EXERCISE OBJECTIVE — Each entry below should be returned exactly as is, with the pictures removed.

INPUT DATA —
= = = = = = =
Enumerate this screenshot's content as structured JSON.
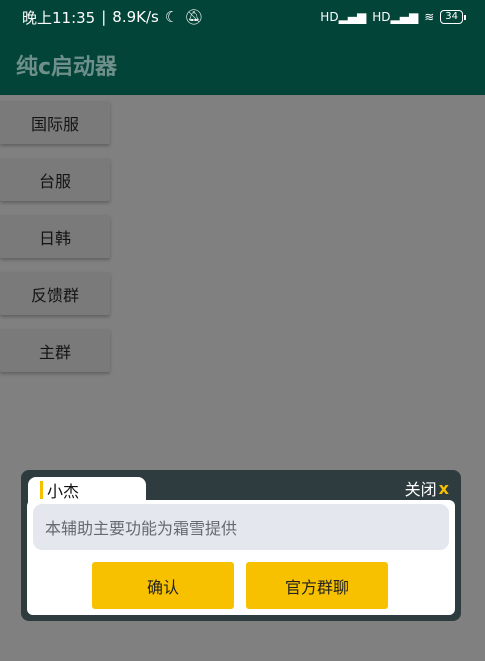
{
  "status_bar": {
    "time": "晚上11:35",
    "speed": "8.9K/s",
    "signal_1": "HD",
    "signal_2": "HD",
    "battery": "34"
  },
  "app": {
    "title": "纯c启动器"
  },
  "side_buttons": [
    {
      "label": "国际服"
    },
    {
      "label": "台服"
    },
    {
      "label": "日韩"
    },
    {
      "label": "反馈群"
    },
    {
      "label": "主群"
    }
  ],
  "dialog": {
    "tab_label": "小杰",
    "close_label": "关闭",
    "close_icon": "x",
    "message": "本辅助主要功能为霜雪提供",
    "confirm_label": "确认",
    "group_label": "官方群聊"
  },
  "colors": {
    "appbar": "#034439",
    "overlay": "#808080",
    "accent": "#f7c100",
    "dialog_frame": "#2e3b3f"
  }
}
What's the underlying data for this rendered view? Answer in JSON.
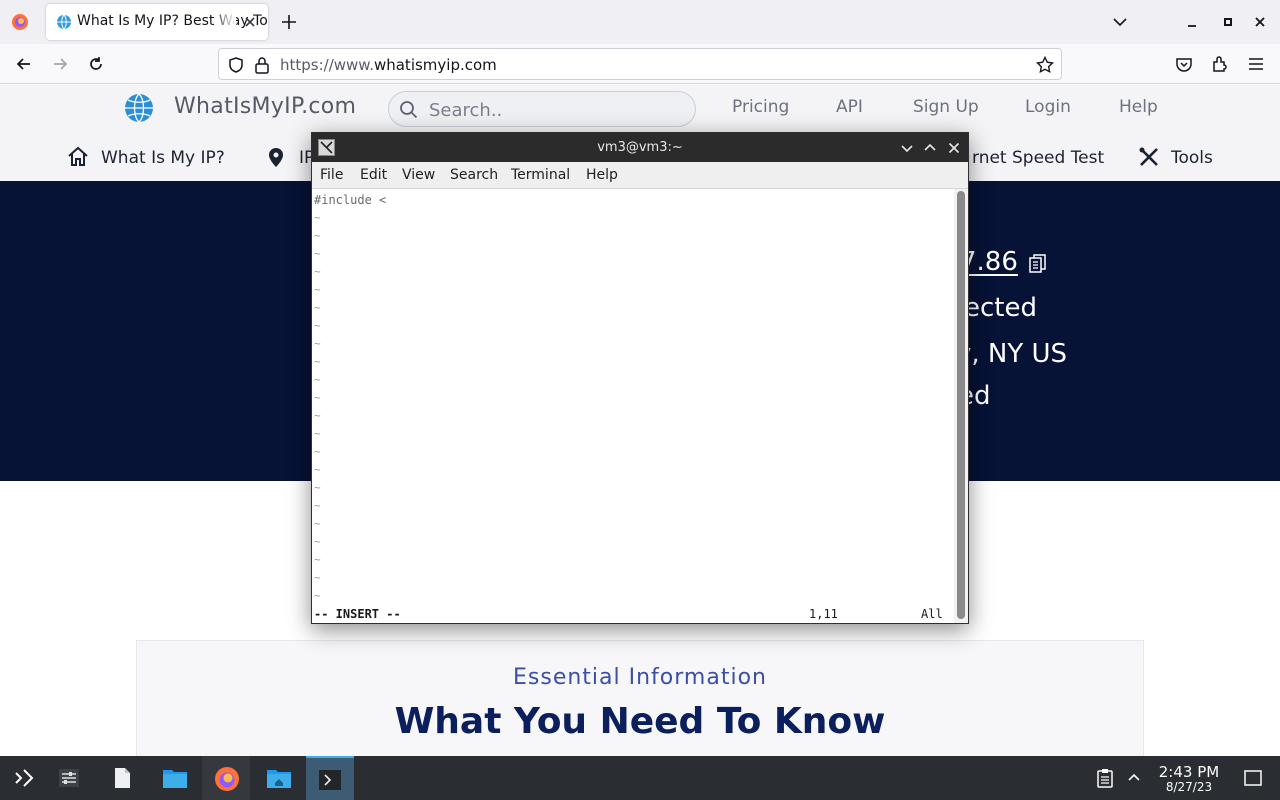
= = = = = = =
EXERCISE RESPONSE —
Enumerate this screenshot's content as structured JSON.
{
  "status_bar": {
    "time": "晚上11:35",
    "speed": "8.9K/s",
    "signal_1": "HD",
    "signal_2": "HD",
    "battery": "34"
  },
  "app": {
    "title": "纯c启动器"
  },
  "side_buttons": [
    {
      "label": "国际服"
    },
    {
      "label": "台服"
    },
    {
      "label": "日韩"
    },
    {
      "label": "反馈群"
    },
    {
      "label": "主群"
    }
  ],
  "dialog": {
    "tab_label": "小杰",
    "close_label": "关闭",
    "close_icon": "x",
    "message": "本辅助主要功能为霜雪提供",
    "confirm_label": "确认",
    "group_label": "官方群聊"
  },
  "colors": {
    "appbar": "#034439",
    "overlay": "#808080",
    "accent": "#f7c100",
    "dialog_frame": "#2e3b3f"
  }
}
What's the underlying data for this rendered view? Answer in JSON.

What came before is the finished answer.